WHAT THE EXERCISE ASKS:
Restate the full set of records exactly, word for word.

Dataset items:
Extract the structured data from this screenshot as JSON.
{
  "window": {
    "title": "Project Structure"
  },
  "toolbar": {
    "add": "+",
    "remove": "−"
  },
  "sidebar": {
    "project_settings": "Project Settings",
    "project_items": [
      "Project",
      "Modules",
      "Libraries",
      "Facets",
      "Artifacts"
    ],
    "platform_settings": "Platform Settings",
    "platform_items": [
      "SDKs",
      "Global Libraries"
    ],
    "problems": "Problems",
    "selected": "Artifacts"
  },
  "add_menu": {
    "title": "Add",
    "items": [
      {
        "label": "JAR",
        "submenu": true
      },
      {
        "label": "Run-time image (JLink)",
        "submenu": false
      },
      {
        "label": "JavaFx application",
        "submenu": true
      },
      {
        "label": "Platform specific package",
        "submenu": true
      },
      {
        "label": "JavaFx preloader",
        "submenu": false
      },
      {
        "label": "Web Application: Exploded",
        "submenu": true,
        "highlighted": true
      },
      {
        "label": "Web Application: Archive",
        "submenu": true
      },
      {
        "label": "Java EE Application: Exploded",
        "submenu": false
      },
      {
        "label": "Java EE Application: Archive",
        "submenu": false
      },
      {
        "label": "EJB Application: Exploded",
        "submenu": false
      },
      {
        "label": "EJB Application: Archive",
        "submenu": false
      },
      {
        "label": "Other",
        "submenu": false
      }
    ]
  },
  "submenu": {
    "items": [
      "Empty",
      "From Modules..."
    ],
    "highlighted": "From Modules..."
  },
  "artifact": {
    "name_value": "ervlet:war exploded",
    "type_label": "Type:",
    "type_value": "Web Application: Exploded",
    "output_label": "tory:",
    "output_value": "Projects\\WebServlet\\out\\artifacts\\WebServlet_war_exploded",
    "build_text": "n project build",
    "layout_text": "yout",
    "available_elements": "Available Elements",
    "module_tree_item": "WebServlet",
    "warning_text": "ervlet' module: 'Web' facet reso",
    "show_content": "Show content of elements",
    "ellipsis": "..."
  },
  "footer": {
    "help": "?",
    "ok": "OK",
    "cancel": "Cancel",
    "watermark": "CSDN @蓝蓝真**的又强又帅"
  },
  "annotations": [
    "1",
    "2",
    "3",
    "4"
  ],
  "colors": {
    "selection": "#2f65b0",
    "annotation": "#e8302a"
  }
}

THE RESPONSE:
Extract the structured data from this screenshot as JSON.
{
  "window": {
    "title": "Project Structure"
  },
  "toolbar": {
    "add": "+",
    "remove": "−"
  },
  "sidebar": {
    "project_settings": "Project Settings",
    "project_items": [
      "Project",
      "Modules",
      "Libraries",
      "Facets",
      "Artifacts"
    ],
    "platform_settings": "Platform Settings",
    "platform_items": [
      "SDKs",
      "Global Libraries"
    ],
    "problems": "Problems",
    "selected": "Artifacts"
  },
  "add_menu": {
    "title": "Add",
    "items": [
      {
        "label": "JAR",
        "submenu": true
      },
      {
        "label": "Run-time image (JLink)",
        "submenu": false
      },
      {
        "label": "JavaFx application",
        "submenu": true
      },
      {
        "label": "Platform specific package",
        "submenu": true
      },
      {
        "label": "JavaFx preloader",
        "submenu": false
      },
      {
        "label": "Web Application: Exploded",
        "submenu": true,
        "highlighted": true
      },
      {
        "label": "Web Application: Archive",
        "submenu": true
      },
      {
        "label": "Java EE Application: Exploded",
        "submenu": false
      },
      {
        "label": "Java EE Application: Archive",
        "submenu": false
      },
      {
        "label": "EJB Application: Exploded",
        "submenu": false
      },
      {
        "label": "EJB Application: Archive",
        "submenu": false
      },
      {
        "label": "Other",
        "submenu": false
      }
    ]
  },
  "submenu": {
    "items": [
      "Empty",
      "From Modules..."
    ],
    "highlighted": "From Modules..."
  },
  "artifact": {
    "name_value": "ervlet:war exploded",
    "type_label": "Type:",
    "type_value": "Web Application: Exploded",
    "output_label": "tory:",
    "output_value": "Projects\\WebServlet\\out\\artifacts\\WebServlet_war_exploded",
    "build_text": "n project build",
    "layout_text": "yout",
    "available_elements": "Available Elements",
    "module_tree_item": "WebServlet",
    "warning_text": "ervlet' module: 'Web' facet reso",
    "show_content": "Show content of elements",
    "ellipsis": "..."
  },
  "footer": {
    "help": "?",
    "ok": "OK",
    "cancel": "Cancel",
    "watermark": "CSDN @蓝蓝真**的又强又帅"
  },
  "annotations": [
    "1",
    "2",
    "3",
    "4"
  ],
  "colors": {
    "selection": "#2f65b0",
    "annotation": "#e8302a"
  }
}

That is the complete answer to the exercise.